Exercise input:
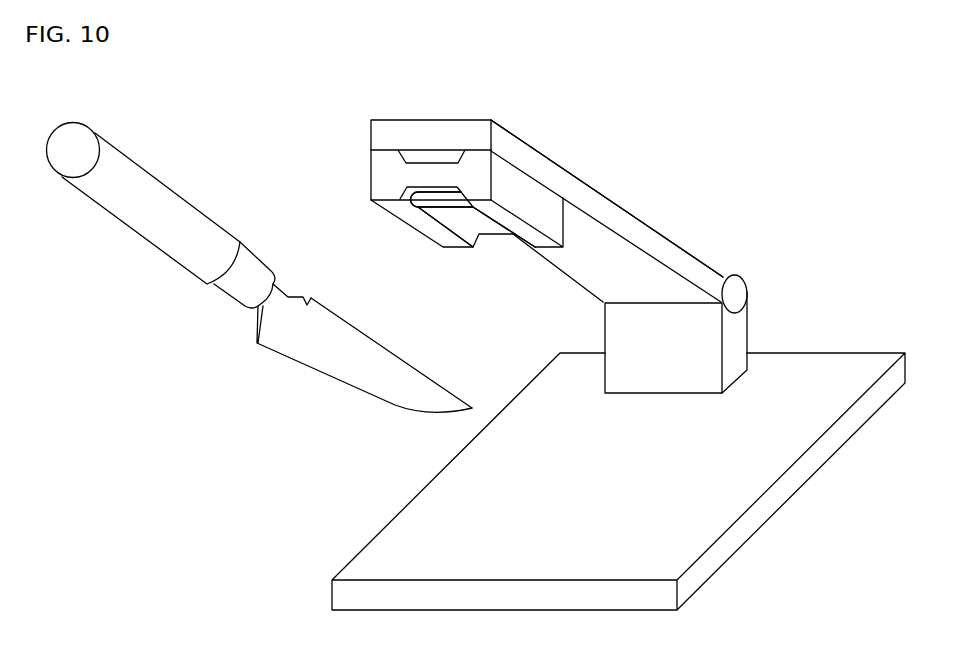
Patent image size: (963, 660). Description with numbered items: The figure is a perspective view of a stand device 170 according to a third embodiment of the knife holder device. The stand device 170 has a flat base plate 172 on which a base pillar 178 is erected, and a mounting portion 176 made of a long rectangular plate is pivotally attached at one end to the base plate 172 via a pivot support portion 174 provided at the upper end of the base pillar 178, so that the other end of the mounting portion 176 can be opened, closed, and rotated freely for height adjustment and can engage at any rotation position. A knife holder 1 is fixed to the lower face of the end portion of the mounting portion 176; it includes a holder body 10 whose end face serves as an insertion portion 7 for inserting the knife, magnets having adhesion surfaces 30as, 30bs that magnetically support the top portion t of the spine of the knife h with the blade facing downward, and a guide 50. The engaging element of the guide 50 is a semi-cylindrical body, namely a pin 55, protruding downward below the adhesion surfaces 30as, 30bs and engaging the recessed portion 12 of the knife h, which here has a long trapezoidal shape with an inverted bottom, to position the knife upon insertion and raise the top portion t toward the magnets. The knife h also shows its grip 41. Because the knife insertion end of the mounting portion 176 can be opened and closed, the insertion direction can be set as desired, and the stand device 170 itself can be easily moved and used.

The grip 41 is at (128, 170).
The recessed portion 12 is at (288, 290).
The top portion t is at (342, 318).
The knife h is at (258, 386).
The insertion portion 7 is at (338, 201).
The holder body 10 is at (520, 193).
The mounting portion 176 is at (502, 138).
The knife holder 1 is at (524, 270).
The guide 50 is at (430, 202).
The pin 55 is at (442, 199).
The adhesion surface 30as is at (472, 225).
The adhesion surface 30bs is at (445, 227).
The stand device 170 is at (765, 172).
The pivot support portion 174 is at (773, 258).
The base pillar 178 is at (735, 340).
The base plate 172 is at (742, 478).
* * *
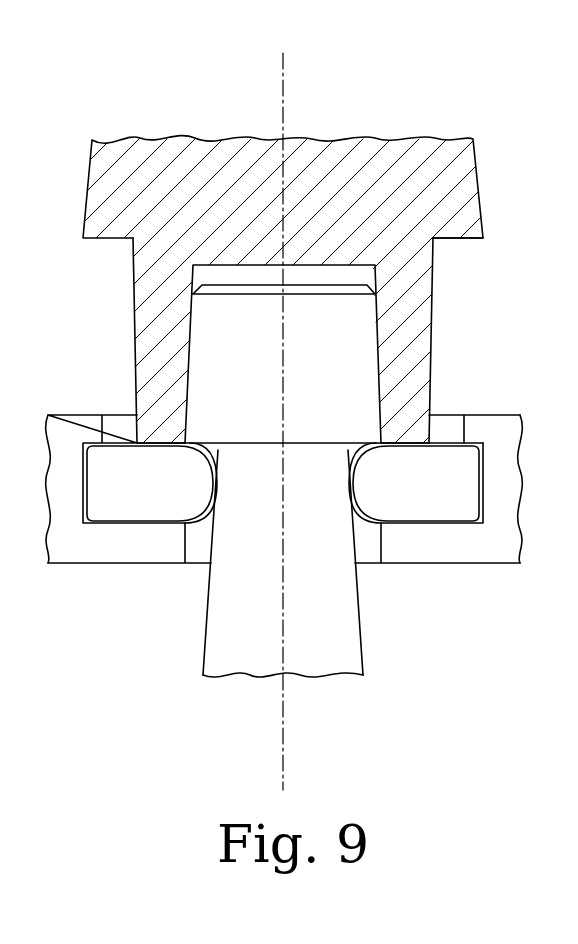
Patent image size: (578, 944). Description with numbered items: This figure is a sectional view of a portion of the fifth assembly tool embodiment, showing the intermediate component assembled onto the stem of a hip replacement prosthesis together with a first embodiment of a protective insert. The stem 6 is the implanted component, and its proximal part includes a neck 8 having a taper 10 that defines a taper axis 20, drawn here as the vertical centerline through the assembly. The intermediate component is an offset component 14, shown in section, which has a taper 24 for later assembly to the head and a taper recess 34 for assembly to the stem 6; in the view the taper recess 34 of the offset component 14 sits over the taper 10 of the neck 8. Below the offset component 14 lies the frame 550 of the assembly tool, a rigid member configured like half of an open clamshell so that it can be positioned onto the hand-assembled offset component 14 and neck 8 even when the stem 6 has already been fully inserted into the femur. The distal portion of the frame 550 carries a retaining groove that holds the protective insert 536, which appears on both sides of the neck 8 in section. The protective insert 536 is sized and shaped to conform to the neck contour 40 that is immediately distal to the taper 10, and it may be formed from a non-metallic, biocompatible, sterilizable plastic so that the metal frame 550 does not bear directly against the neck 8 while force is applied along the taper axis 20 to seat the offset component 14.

Problem to solve: Reproduce word for word the stretch of lines from the one containing "Patent image size: (963, 660)." through the one containing "The pin 55 is at (442, 199).", including both of those lines.

The answer:
Patent image size: (963, 660). Description with numbered items: The figure is a perspective view of a stand device 170 according to a third embodiment of the knife holder device. The stand device 170 has a flat base plate 172 on which a base pillar 178 is erected, and a mounting portion 176 made of a long rectangular plate is pivotally attached at one end to the base plate 172 via a pivot support portion 174 provided at the upper end of the base pillar 178, so that the other end of the mounting portion 176 can be opened, closed, and rotated freely for height adjustment and can engage at any rotation position. A knife holder 1 is fixed to the lower face of the end portion of the mounting portion 176; it includes a holder body 10 whose end face serves as an insertion portion 7 for inserting the knife, magnets having adhesion surfaces 30as, 30bs that magnetically support the top portion t of the spine of the knife h with the blade facing downward, and a guide 50. The engaging element of the guide 50 is a semi-cylindrical body, namely a pin 55, protruding downward below the adhesion surfaces 30as, 30bs and engaging the recessed portion 12 of the knife h, which here has a long trapezoidal shape with an inverted bottom, to position the knife upon insertion and raise the top portion t toward the magnets. The knife h also shows its grip 41. Because the knife insertion end of the mounting portion 176 can be opened and closed, the insertion direction can be set as desired, and the stand device 170 itself can be easily moved and used.

The grip 41 is at (128, 170).
The recessed portion 12 is at (288, 290).
The top portion t is at (342, 318).
The knife h is at (258, 386).
The insertion portion 7 is at (338, 201).
The holder body 10 is at (520, 193).
The mounting portion 176 is at (502, 138).
The knife holder 1 is at (524, 270).
The guide 50 is at (430, 202).
The pin 55 is at (442, 199).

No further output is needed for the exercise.